** begin MATERIAL PROVIDED **

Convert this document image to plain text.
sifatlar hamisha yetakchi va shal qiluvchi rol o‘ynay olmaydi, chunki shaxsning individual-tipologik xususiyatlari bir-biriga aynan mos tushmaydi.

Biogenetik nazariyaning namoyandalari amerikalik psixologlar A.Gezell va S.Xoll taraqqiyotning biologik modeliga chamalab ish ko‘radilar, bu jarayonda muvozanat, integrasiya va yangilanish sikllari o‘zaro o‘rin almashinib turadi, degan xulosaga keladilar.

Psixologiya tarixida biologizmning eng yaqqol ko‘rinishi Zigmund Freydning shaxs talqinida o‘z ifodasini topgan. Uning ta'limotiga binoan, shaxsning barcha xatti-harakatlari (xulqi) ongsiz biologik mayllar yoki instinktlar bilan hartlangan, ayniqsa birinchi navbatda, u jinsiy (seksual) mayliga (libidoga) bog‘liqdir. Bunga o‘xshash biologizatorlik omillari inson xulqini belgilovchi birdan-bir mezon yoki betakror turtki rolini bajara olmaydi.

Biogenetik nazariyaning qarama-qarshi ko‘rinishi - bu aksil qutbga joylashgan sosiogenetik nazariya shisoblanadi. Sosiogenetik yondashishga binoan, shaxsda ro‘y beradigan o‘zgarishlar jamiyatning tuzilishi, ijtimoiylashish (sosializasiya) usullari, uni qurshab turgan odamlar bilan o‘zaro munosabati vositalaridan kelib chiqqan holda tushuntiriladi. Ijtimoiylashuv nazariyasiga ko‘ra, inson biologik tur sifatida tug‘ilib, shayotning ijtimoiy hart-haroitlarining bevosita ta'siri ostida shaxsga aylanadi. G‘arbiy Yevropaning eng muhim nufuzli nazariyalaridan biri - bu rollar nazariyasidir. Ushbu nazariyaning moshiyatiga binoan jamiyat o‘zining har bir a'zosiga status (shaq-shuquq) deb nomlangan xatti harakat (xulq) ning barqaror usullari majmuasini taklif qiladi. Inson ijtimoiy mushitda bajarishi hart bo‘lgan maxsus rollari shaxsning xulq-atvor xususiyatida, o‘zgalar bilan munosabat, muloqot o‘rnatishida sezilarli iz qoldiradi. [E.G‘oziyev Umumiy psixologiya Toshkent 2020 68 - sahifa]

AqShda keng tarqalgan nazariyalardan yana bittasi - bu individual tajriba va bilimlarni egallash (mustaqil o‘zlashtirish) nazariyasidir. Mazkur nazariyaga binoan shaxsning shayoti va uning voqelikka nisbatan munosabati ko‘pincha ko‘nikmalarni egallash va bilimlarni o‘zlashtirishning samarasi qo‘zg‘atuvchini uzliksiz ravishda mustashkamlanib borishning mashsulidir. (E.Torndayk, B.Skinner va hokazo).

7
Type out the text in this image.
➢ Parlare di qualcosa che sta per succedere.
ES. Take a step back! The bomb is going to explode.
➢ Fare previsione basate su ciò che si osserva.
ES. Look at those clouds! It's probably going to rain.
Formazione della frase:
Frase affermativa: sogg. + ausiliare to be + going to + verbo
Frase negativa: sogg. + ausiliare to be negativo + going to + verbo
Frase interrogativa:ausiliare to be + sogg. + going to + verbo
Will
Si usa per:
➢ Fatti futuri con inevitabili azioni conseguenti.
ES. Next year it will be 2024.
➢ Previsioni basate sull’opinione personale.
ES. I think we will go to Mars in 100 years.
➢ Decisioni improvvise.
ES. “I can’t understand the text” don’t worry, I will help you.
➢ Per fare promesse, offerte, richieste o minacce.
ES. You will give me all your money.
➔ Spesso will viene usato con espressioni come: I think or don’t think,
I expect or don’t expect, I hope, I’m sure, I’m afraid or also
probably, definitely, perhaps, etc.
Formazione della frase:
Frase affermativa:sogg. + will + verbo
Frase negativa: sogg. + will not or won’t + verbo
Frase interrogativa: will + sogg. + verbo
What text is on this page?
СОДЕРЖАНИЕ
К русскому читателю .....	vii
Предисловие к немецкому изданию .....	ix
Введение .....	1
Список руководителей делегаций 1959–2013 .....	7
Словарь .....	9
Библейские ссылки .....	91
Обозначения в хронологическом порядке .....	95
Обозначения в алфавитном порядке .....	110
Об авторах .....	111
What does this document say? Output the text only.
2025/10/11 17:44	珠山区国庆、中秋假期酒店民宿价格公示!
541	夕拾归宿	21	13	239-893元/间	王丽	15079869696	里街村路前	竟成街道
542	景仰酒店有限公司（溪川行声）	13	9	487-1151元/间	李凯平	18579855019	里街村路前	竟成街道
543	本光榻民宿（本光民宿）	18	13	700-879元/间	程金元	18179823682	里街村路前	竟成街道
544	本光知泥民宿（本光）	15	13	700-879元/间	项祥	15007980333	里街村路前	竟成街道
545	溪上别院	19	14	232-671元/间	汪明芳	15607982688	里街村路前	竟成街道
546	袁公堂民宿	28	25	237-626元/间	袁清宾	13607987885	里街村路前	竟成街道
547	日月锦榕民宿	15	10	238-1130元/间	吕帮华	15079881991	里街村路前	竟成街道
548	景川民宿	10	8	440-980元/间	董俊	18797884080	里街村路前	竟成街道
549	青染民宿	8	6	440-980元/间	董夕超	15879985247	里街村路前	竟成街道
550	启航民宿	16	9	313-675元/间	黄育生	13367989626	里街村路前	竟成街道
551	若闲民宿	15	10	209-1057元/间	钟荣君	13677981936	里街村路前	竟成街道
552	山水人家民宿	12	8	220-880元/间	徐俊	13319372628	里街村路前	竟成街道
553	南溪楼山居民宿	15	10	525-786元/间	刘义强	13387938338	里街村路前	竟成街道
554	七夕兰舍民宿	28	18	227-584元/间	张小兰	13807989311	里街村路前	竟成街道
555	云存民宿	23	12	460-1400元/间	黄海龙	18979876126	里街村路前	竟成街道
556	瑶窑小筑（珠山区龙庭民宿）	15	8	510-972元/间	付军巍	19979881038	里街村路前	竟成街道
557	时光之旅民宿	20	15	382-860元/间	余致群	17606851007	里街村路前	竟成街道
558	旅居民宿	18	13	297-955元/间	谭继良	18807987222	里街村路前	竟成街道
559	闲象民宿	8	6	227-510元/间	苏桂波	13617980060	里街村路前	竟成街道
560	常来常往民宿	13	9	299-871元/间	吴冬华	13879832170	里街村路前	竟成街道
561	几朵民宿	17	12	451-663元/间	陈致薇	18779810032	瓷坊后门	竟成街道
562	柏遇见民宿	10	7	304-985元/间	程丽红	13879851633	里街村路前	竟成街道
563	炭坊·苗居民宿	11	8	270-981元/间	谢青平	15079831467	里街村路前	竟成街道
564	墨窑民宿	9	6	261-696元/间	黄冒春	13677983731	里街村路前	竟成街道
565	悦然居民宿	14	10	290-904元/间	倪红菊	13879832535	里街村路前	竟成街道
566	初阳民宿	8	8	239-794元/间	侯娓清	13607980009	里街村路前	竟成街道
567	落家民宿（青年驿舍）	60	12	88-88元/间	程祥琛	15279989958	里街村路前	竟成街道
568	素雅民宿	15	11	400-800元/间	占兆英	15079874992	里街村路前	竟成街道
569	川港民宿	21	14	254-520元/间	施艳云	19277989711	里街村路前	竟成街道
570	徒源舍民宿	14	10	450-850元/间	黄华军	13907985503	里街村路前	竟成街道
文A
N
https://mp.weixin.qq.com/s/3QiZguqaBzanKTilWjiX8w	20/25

** end MATERIAL PROVIDED **

WRITTEN EXERCISE: Give the lines exactly as they stand, from the line with "What does this" through the end of the material.

ANSWER TO THE EXERCISE:
What does this document say? Output the text only.
2025/10/11 17:44	珠山区国庆、中秋假期酒店民宿价格公示!
541	夕拾归宿	21	13	239-893元/间	王丽	15079869696	里街村路前	竟成街道
542	景仰酒店有限公司（溪川行声）	13	9	487-1151元/间	李凯平	18579855019	里街村路前	竟成街道
543	本光榻民宿（本光民宿）	18	13	700-879元/间	程金元	18179823682	里街村路前	竟成街道
544	本光知泥民宿（本光）	15	13	700-879元/间	项祥	15007980333	里街村路前	竟成街道
545	溪上别院	19	14	232-671元/间	汪明芳	15607982688	里街村路前	竟成街道
546	袁公堂民宿	28	25	237-626元/间	袁清宾	13607987885	里街村路前	竟成街道
547	日月锦榕民宿	15	10	238-1130元/间	吕帮华	15079881991	里街村路前	竟成街道
548	景川民宿	10	8	440-980元/间	董俊	18797884080	里街村路前	竟成街道
549	青染民宿	8	6	440-980元/间	董夕超	15879985247	里街村路前	竟成街道
550	启航民宿	16	9	313-675元/间	黄育生	13367989626	里街村路前	竟成街道
551	若闲民宿	15	10	209-1057元/间	钟荣君	13677981936	里街村路前	竟成街道
552	山水人家民宿	12	8	220-880元/间	徐俊	13319372628	里街村路前	竟成街道
553	南溪楼山居民宿	15	10	525-786元/间	刘义强	13387938338	里街村路前	竟成街道
554	七夕兰舍民宿	28	18	227-584元/间	张小兰	13807989311	里街村路前	竟成街道
555	云存民宿	23	12	460-1400元/间	黄海龙	18979876126	里街村路前	竟成街道
556	瑶窑小筑（珠山区龙庭民宿）	15	8	510-972元/间	付军巍	19979881038	里街村路前	竟成街道
557	时光之旅民宿	20	15	382-860元/间	余致群	17606851007	里街村路前	竟成街道
558	旅居民宿	18	13	297-955元/间	谭继良	18807987222	里街村路前	竟成街道
559	闲象民宿	8	6	227-510元/间	苏桂波	13617980060	里街村路前	竟成街道
560	常来常往民宿	13	9	299-871元/间	吴冬华	13879832170	里街村路前	竟成街道
561	几朵民宿	17	12	451-663元/间	陈致薇	18779810032	瓷坊后门	竟成街道
562	柏遇见民宿	10	7	304-985元/间	程丽红	13879851633	里街村路前	竟成街道
563	炭坊·苗居民宿	11	8	270-981元/间	谢青平	15079831467	里街村路前	竟成街道
564	墨窑民宿	9	6	261-696元/间	黄冒春	13677983731	里街村路前	竟成街道
565	悦然居民宿	14	10	290-904元/间	倪红菊	13879832535	里街村路前	竟成街道
566	初阳民宿	8	8	239-794元/间	侯娓清	13607980009	里街村路前	竟成街道
567	落家民宿（青年驿舍）	60	12	88-88元/间	程祥琛	15279989958	里街村路前	竟成街道
568	素雅民宿	15	11	400-800元/间	占兆英	15079874992	里街村路前	竟成街道
569	川港民宿	21	14	254-520元/间	施艳云	19277989711	里街村路前	竟成街道
570	徒源舍民宿	14	10	450-850元/间	黄华军	13907985503	里街村路前	竟成街道
文A
N
https://mp.weixin.qq.com/s/3QiZguqaBzanKTilWjiX8w	20/25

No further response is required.